## STATED PROBLEM
Copy the data below verbatim, line for line, but omit the pictures from your answer.

## EXERCISE INPUT
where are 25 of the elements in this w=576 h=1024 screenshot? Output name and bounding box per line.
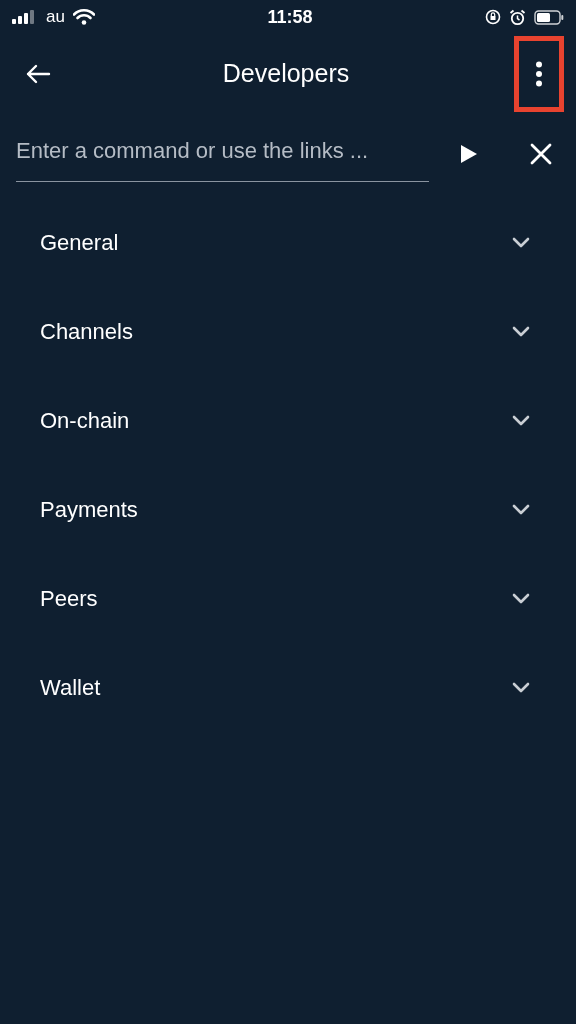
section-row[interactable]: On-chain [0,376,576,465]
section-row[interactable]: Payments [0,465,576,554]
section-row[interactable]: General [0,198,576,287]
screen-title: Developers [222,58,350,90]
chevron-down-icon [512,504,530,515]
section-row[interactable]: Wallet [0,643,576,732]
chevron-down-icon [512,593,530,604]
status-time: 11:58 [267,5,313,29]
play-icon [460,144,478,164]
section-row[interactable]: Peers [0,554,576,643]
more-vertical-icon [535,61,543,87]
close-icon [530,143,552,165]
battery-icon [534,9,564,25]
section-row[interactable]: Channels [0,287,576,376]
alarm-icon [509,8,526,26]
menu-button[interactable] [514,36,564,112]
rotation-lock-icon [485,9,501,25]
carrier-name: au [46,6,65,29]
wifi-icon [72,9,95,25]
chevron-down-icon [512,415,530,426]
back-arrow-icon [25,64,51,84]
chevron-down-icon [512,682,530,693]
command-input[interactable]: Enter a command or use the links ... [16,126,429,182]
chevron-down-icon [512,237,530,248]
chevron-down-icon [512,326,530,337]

## REPLY TO THE EXERCISE
where are 25 of the elements in this w=576 h=1024 screenshot? Output name and bounding box per line.
section-row[interactable]: On-chain [0,376,576,465]
section-row[interactable]: Payments [0,465,576,554]
section-row[interactable]: General [0,198,576,287]
screen-title: Developers [222,58,350,90]
chevron-down-icon [512,504,530,515]
section-row[interactable]: Wallet [0,643,576,732]
chevron-down-icon [512,593,530,604]
status-time: 11:58 [267,5,313,29]
play-icon [460,144,478,164]
section-row[interactable]: Peers [0,554,576,643]
more-vertical-icon [535,61,543,87]
close-icon [530,143,552,165]
battery-icon [534,9,564,25]
section-row[interactable]: Channels [0,287,576,376]
alarm-icon [509,8,526,26]
menu-button[interactable] [514,36,564,112]
rotation-lock-icon [485,9,501,25]
carrier-name: au [46,6,65,29]
wifi-icon [72,9,95,25]
chevron-down-icon [512,415,530,426]
back-arrow-icon [25,64,51,84]
chevron-down-icon [512,682,530,693]
command-input[interactable]: Enter a command or use the links ... [16,126,429,182]
chevron-down-icon [512,237,530,248]
chevron-down-icon [512,326,530,337]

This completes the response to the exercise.